(Source records)
━━━━━━━━━━━━━━━━━━━━━━━━━━━━━━

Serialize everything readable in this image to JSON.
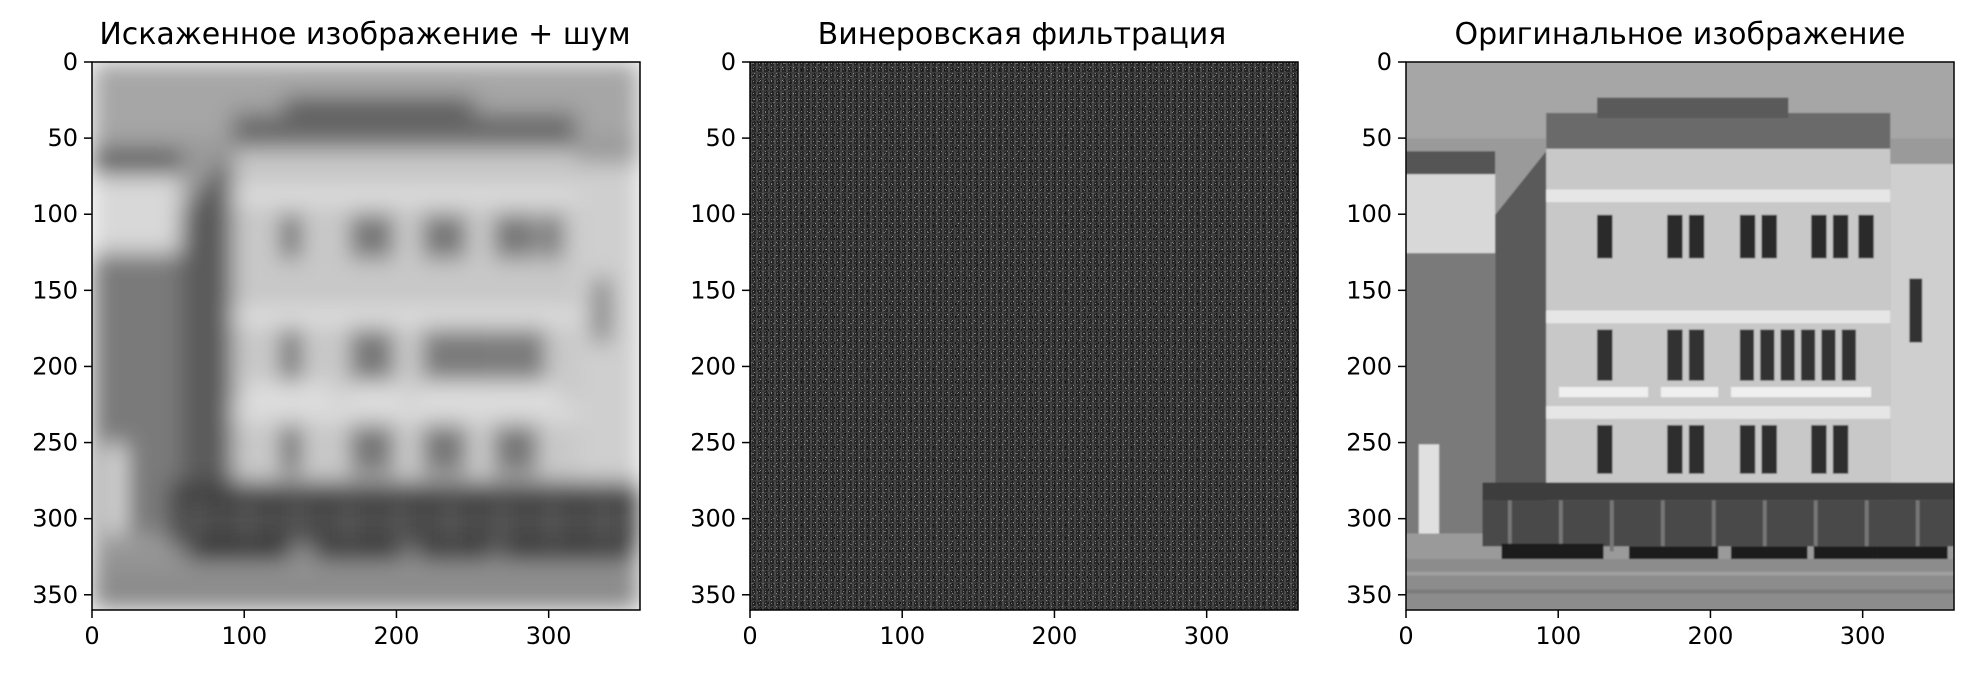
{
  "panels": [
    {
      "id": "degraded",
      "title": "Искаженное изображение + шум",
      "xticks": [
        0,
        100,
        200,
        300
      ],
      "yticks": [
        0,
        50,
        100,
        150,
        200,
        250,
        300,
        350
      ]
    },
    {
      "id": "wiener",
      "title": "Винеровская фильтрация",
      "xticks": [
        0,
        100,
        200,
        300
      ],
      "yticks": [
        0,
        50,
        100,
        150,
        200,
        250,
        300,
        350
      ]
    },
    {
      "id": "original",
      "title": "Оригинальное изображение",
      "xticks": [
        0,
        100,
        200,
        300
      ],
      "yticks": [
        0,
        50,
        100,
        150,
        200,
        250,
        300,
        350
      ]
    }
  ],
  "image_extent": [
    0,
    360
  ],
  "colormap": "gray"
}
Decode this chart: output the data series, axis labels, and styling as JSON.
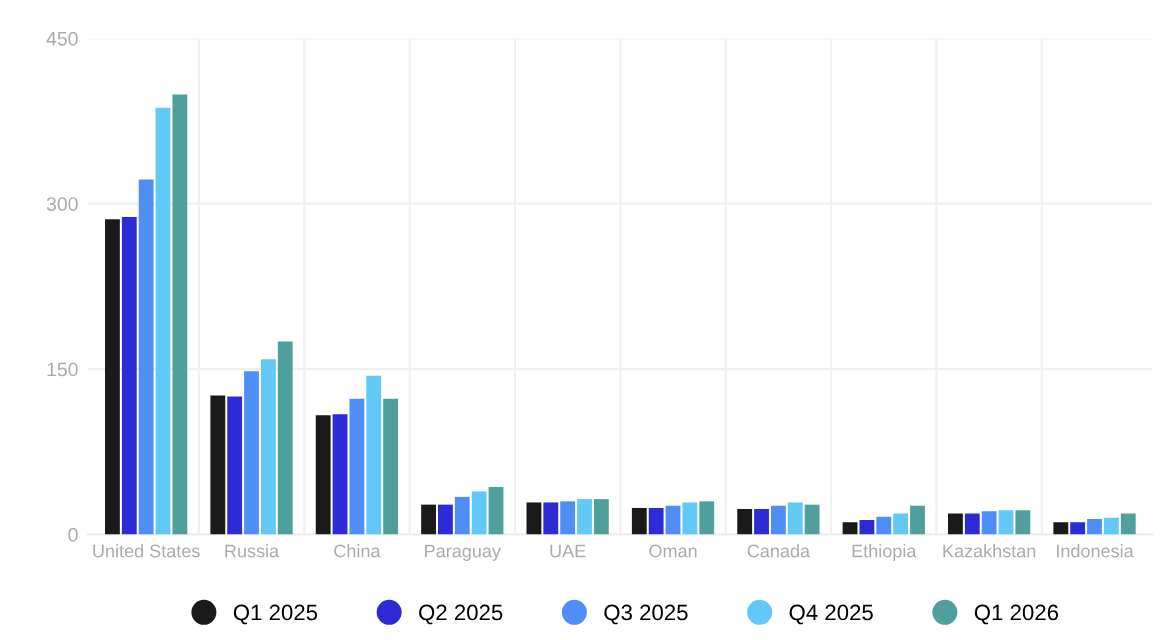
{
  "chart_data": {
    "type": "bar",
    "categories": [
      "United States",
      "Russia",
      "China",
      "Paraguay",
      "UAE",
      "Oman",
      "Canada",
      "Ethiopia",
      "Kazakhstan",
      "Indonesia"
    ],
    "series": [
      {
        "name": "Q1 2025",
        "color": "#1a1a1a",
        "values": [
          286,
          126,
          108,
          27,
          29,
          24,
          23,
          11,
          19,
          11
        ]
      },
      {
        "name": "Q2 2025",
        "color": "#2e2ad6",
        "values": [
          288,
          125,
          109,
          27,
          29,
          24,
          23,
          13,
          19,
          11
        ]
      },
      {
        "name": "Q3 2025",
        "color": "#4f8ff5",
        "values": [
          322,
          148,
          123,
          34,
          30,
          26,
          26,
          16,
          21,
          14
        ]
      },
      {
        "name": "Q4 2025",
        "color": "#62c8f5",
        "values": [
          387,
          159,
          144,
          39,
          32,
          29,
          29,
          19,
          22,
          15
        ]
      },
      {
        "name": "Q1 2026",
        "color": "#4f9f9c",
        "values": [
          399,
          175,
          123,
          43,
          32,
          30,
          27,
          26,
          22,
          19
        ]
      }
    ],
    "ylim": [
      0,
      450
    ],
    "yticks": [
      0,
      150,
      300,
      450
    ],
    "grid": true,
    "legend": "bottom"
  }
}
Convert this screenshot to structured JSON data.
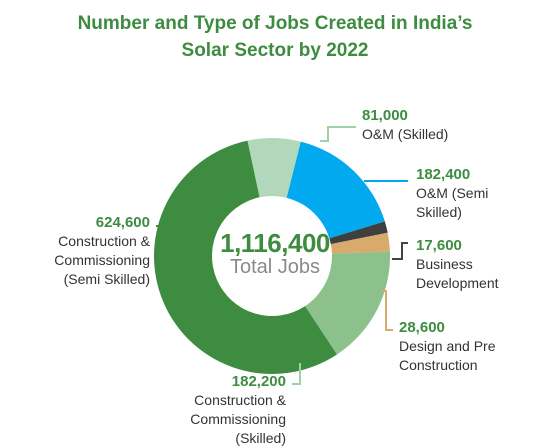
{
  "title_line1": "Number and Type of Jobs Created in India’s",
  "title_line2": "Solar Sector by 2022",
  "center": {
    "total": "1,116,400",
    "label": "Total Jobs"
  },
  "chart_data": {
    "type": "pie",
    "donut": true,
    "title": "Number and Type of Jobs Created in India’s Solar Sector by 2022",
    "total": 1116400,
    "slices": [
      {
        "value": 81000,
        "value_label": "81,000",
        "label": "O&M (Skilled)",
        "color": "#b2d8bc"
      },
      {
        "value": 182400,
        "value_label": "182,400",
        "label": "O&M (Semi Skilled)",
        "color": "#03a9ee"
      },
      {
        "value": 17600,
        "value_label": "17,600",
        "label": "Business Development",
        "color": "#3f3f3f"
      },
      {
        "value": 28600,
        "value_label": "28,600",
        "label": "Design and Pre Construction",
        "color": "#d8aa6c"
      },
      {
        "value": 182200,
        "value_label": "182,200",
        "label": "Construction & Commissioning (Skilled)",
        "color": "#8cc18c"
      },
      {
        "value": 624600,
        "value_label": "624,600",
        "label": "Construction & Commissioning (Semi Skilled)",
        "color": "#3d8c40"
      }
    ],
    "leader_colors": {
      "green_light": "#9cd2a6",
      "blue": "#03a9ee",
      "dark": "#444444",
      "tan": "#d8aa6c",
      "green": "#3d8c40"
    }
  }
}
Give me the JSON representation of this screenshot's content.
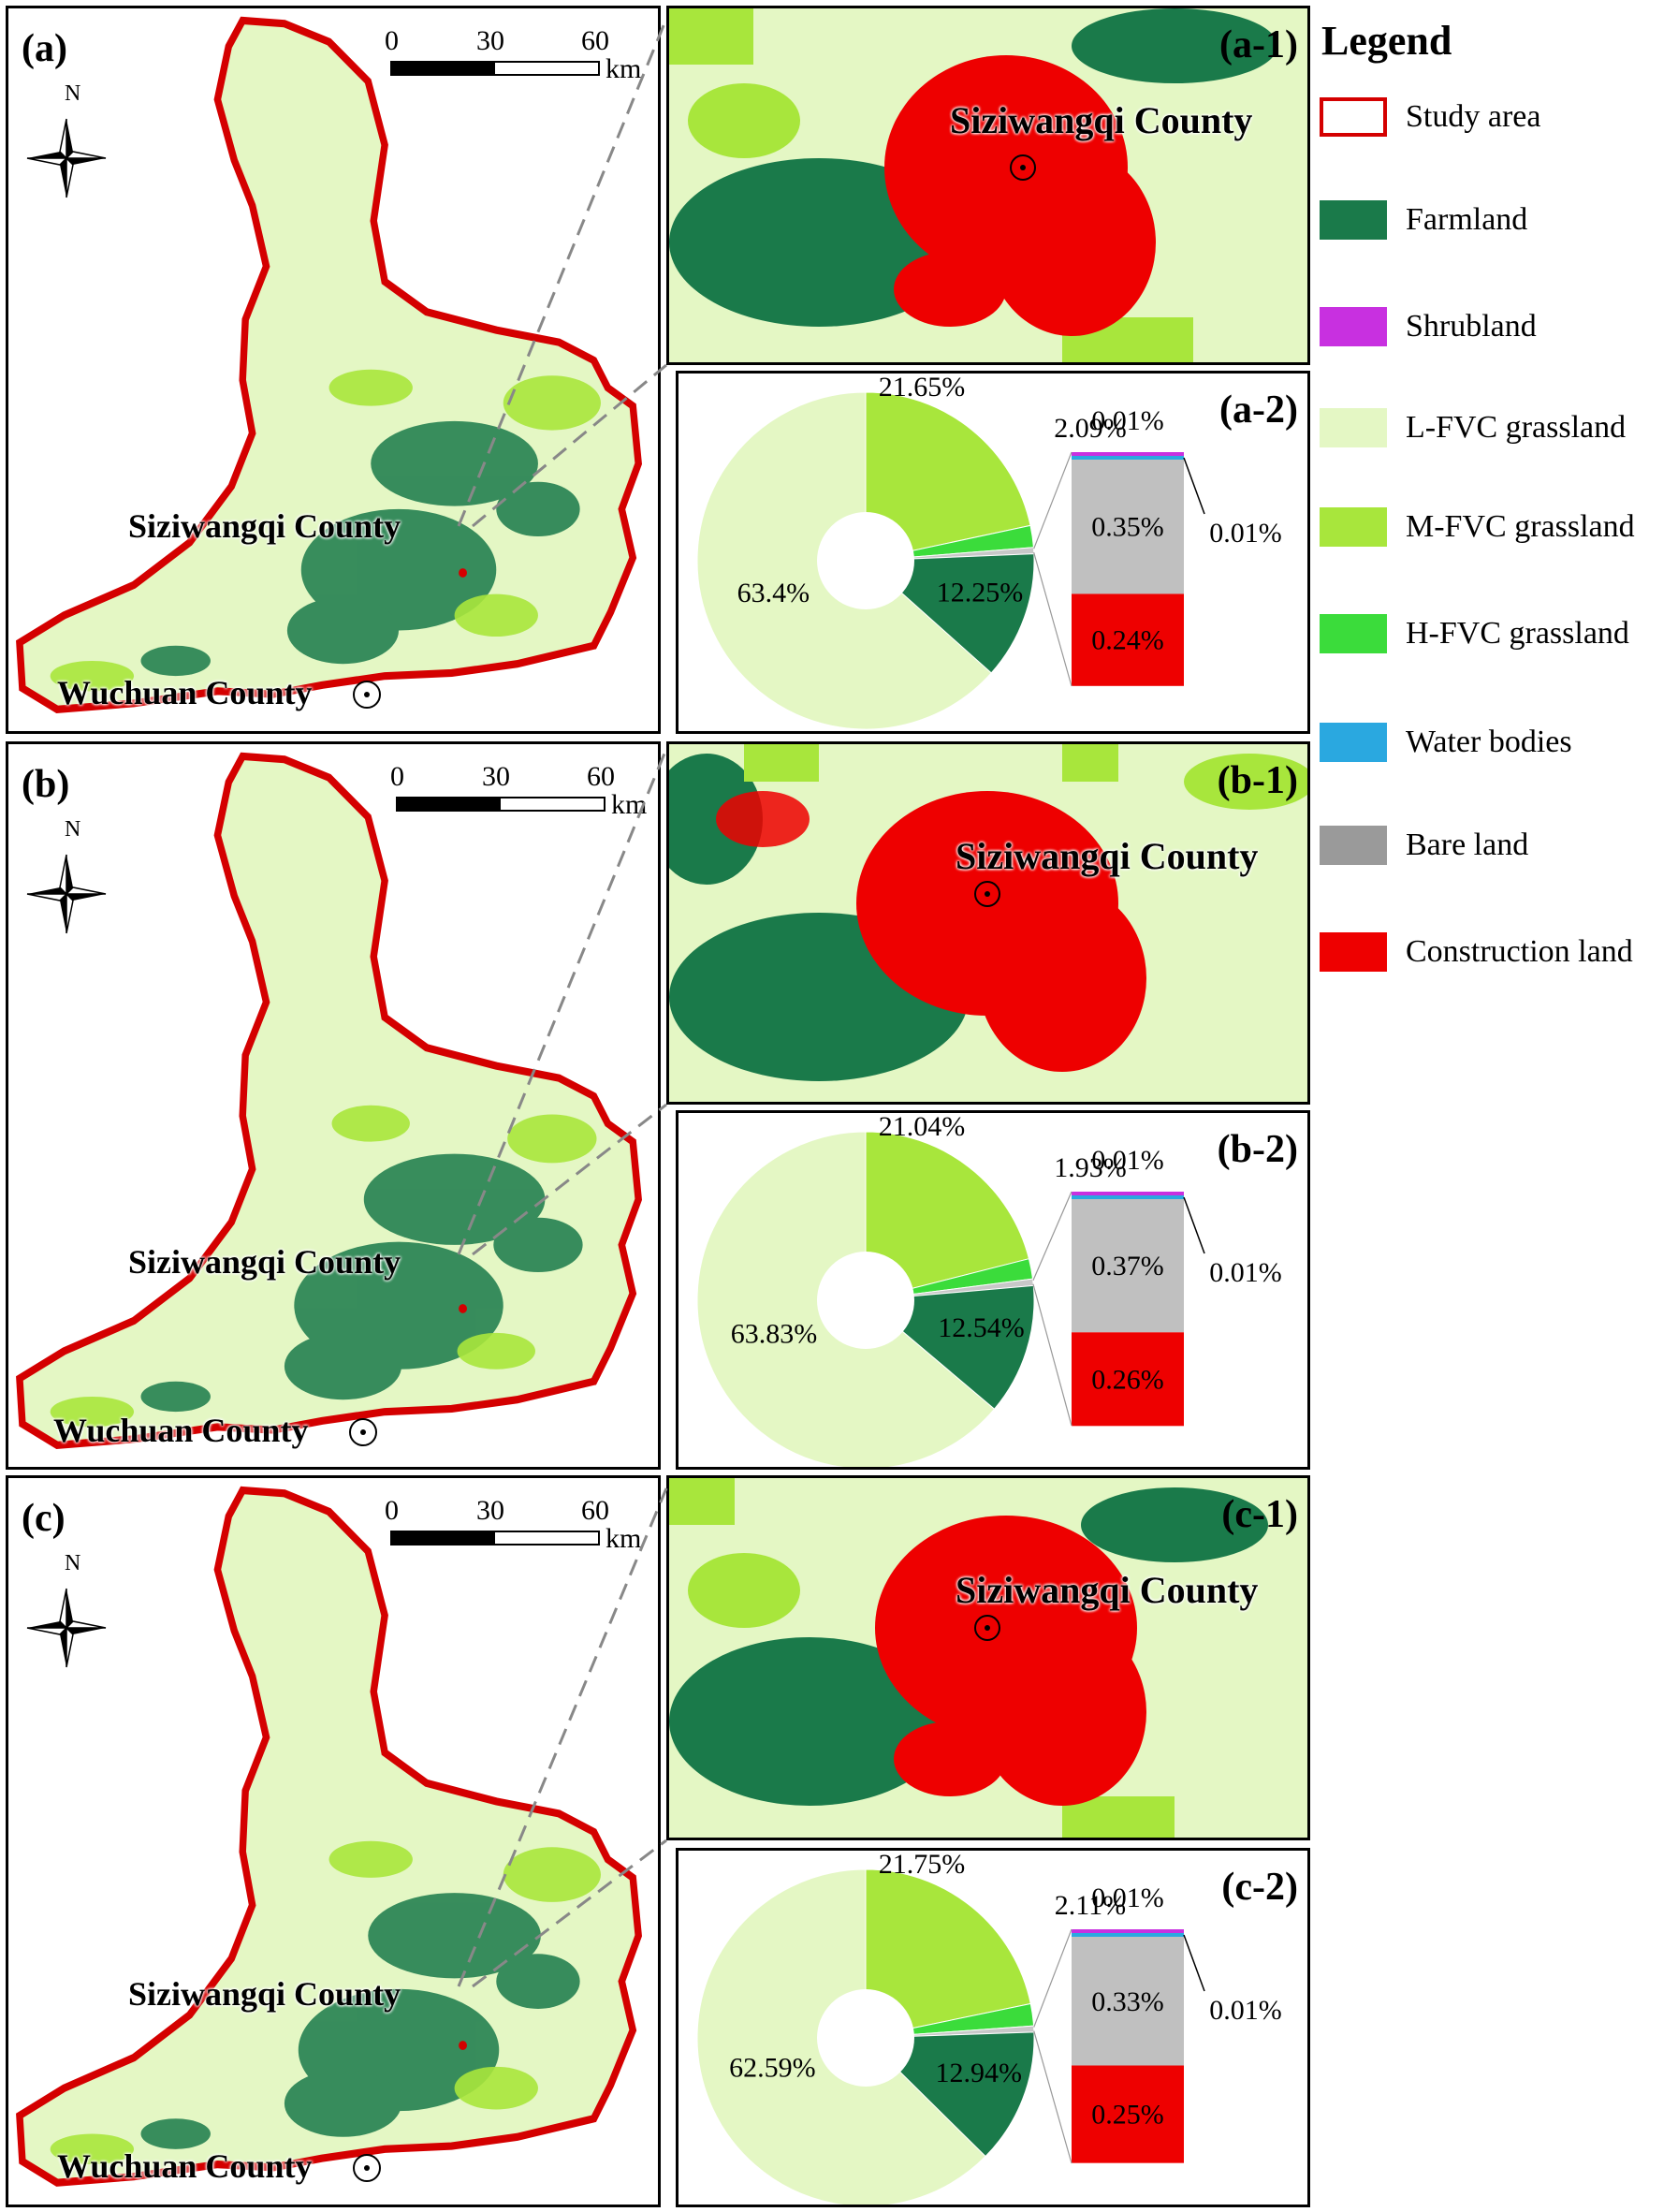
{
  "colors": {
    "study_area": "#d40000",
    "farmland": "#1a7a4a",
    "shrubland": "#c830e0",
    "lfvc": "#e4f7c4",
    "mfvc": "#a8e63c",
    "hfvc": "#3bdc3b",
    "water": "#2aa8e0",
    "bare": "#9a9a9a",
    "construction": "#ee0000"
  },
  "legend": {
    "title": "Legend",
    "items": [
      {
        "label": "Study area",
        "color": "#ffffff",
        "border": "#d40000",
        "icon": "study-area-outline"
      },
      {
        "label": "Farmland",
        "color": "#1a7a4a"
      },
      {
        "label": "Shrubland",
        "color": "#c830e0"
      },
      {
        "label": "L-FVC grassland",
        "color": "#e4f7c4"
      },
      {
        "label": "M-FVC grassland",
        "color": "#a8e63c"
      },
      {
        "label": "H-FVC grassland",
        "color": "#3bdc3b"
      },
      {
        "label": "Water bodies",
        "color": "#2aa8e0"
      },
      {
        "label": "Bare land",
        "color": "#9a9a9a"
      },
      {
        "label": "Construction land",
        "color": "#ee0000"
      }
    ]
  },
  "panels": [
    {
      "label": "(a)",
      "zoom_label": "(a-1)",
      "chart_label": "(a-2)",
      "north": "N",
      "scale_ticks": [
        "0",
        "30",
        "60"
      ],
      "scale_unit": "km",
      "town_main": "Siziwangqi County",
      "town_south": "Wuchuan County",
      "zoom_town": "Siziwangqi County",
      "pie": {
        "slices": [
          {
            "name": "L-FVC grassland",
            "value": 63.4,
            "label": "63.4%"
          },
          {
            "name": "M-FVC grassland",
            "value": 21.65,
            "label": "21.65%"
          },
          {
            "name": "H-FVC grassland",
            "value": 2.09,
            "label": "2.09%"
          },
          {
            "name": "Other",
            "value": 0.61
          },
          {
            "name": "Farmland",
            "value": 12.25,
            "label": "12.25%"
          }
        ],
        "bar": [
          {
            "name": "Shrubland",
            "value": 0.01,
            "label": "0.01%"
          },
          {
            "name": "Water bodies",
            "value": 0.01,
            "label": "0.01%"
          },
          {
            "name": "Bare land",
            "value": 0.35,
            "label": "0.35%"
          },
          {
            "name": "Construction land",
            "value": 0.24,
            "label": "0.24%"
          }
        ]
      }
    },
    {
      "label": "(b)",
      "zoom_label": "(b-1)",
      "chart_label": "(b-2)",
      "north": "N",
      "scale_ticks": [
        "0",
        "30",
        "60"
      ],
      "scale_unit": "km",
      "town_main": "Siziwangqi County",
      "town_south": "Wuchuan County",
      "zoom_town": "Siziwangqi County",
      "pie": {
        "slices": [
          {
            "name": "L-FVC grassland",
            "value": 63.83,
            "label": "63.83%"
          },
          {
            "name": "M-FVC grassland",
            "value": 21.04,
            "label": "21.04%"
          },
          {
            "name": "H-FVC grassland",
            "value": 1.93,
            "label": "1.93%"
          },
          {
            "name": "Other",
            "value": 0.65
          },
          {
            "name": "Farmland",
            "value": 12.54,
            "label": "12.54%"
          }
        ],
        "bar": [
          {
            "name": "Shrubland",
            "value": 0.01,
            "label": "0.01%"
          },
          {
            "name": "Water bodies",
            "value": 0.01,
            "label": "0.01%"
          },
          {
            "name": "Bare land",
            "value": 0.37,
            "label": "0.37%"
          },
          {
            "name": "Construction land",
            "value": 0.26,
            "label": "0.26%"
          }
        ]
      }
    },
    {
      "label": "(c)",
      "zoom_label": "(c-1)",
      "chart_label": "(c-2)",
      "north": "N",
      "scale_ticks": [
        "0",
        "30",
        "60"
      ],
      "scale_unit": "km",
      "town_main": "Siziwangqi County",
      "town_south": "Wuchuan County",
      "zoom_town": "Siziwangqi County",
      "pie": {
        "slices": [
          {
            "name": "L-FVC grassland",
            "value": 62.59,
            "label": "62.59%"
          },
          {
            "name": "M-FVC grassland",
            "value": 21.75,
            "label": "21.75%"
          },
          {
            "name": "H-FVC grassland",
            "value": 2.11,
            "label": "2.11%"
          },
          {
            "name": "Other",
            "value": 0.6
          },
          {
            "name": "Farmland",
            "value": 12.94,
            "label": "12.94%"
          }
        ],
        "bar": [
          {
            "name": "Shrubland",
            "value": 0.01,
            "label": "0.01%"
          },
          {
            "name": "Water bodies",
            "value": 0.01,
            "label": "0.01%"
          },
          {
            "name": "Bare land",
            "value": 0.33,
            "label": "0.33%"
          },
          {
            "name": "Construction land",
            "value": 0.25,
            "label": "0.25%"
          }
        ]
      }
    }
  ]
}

━━━━━━━━━━━━━━━━━━━━━━━━━━━━━━

Copy every line that contains the string "this".

Serialize everything readable in this image to JSON.
Decode this chart: output the data series, axis labels, and styling as JSON.
Convert this screenshot to structured JSON data.
Give me the JSON representation of this screenshot's content.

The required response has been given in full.